[Dataset items]
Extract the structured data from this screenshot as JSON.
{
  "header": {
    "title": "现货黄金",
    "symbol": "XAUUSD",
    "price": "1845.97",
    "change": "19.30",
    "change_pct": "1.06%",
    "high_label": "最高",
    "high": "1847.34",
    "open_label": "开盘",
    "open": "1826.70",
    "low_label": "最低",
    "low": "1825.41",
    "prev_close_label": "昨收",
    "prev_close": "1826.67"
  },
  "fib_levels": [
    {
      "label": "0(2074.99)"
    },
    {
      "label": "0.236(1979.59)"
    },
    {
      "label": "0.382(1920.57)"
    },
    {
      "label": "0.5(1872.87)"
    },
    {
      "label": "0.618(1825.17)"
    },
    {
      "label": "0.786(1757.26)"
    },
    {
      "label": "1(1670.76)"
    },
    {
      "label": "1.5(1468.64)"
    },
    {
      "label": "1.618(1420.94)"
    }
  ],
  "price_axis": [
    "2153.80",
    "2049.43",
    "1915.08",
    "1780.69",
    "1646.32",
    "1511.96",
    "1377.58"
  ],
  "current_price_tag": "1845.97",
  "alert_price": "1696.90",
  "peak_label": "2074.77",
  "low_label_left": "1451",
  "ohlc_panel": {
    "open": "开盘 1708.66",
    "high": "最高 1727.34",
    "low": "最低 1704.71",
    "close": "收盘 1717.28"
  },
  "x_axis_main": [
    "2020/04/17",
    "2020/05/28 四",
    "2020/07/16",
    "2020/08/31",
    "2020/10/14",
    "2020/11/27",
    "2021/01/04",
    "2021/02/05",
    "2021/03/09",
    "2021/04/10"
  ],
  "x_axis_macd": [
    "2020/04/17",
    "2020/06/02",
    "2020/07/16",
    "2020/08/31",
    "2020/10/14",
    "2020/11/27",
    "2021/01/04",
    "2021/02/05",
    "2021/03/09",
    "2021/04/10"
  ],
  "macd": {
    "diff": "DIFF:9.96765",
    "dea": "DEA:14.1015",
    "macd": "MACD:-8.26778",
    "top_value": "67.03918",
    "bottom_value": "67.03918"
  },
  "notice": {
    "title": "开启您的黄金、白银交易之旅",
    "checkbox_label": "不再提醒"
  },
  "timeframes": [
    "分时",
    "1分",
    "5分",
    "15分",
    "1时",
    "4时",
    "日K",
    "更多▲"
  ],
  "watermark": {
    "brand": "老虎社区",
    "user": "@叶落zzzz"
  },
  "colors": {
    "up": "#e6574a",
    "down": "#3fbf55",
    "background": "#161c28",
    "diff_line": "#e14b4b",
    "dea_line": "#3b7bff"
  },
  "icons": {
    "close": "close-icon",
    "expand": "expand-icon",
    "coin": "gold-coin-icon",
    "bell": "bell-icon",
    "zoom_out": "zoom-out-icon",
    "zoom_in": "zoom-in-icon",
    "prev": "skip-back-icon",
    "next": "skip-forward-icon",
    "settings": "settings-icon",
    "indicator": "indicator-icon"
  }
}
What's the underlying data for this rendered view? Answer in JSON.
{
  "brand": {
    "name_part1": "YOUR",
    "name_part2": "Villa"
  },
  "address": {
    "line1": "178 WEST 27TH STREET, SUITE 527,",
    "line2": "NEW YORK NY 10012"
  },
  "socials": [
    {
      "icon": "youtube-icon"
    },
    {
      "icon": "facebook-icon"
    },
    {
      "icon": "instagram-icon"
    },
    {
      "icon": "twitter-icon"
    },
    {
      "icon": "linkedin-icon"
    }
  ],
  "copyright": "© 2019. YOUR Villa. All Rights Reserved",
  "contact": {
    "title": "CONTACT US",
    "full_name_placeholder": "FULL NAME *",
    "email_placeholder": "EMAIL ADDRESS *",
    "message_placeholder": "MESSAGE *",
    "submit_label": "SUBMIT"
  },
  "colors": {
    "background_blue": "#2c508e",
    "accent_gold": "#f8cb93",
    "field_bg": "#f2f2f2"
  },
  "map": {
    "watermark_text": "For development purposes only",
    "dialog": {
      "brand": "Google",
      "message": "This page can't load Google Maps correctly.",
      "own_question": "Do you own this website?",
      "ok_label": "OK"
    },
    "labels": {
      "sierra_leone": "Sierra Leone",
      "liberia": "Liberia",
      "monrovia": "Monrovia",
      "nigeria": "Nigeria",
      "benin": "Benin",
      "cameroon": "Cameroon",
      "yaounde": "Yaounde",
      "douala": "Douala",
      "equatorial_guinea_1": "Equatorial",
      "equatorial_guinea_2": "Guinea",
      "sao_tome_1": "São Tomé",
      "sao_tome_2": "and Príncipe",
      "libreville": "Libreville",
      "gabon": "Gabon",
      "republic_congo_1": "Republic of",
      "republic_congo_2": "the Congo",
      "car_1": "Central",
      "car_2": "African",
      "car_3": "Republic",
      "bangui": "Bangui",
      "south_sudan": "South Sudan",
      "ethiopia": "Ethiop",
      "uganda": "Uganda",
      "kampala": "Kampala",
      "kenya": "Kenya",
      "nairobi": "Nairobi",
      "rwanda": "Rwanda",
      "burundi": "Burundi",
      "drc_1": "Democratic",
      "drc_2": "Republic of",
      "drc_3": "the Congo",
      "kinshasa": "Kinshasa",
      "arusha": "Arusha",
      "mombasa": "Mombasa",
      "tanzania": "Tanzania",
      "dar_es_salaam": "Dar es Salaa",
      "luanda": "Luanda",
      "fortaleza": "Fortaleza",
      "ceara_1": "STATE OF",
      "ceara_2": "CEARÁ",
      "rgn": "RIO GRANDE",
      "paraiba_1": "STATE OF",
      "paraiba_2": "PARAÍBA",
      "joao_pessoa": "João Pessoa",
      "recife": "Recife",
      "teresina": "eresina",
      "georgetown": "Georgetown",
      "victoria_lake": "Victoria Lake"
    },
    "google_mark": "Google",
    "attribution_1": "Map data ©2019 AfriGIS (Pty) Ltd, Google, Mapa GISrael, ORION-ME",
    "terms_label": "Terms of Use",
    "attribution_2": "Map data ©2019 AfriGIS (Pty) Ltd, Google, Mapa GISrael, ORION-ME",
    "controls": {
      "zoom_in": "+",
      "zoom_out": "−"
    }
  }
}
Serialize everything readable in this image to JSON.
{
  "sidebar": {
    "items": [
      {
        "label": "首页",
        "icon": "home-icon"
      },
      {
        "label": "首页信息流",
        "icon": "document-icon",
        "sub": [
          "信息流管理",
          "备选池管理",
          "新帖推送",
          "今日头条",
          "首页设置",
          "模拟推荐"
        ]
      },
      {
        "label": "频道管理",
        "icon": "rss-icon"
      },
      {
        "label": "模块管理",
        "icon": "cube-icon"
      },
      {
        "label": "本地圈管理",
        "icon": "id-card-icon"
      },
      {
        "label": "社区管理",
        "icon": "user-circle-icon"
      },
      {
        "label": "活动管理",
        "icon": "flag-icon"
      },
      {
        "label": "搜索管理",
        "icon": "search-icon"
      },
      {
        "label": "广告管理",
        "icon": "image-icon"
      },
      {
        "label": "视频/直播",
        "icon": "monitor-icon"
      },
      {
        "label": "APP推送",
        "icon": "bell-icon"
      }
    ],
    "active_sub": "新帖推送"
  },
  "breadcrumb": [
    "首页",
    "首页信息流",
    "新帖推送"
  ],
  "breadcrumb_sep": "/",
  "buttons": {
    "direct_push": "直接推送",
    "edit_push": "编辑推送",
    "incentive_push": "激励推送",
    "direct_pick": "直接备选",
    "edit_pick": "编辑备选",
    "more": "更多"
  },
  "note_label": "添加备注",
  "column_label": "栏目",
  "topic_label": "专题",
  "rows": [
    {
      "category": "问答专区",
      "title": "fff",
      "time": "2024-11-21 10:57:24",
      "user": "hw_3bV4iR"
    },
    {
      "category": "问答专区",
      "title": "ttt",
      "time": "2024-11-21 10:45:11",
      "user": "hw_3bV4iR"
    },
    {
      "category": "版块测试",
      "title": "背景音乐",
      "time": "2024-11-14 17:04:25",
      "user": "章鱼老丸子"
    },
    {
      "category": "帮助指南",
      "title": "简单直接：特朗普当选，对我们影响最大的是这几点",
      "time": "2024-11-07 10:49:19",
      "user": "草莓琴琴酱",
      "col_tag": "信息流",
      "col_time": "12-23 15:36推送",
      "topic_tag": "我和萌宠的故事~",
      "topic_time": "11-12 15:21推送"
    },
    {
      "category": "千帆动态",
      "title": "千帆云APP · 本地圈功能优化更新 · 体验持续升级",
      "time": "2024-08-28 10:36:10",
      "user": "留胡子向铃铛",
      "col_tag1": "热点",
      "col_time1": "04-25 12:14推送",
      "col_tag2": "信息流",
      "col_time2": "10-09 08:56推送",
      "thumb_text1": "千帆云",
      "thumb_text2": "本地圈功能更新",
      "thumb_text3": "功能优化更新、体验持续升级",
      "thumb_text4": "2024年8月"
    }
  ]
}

» **What you are asked to do**: Gather every line from the listing above in which "AfriGIS" appears, and copy those lines.

» **Task solution**:
    "attribution_1": "Map data ©2019 AfriGIS (Pty) Ltd, Google, Mapa GISrael, ORION-ME",
    "attribution_2": "Map data ©2019 AfriGIS (Pty) Ltd, Google, Mapa GISrael, ORION-ME",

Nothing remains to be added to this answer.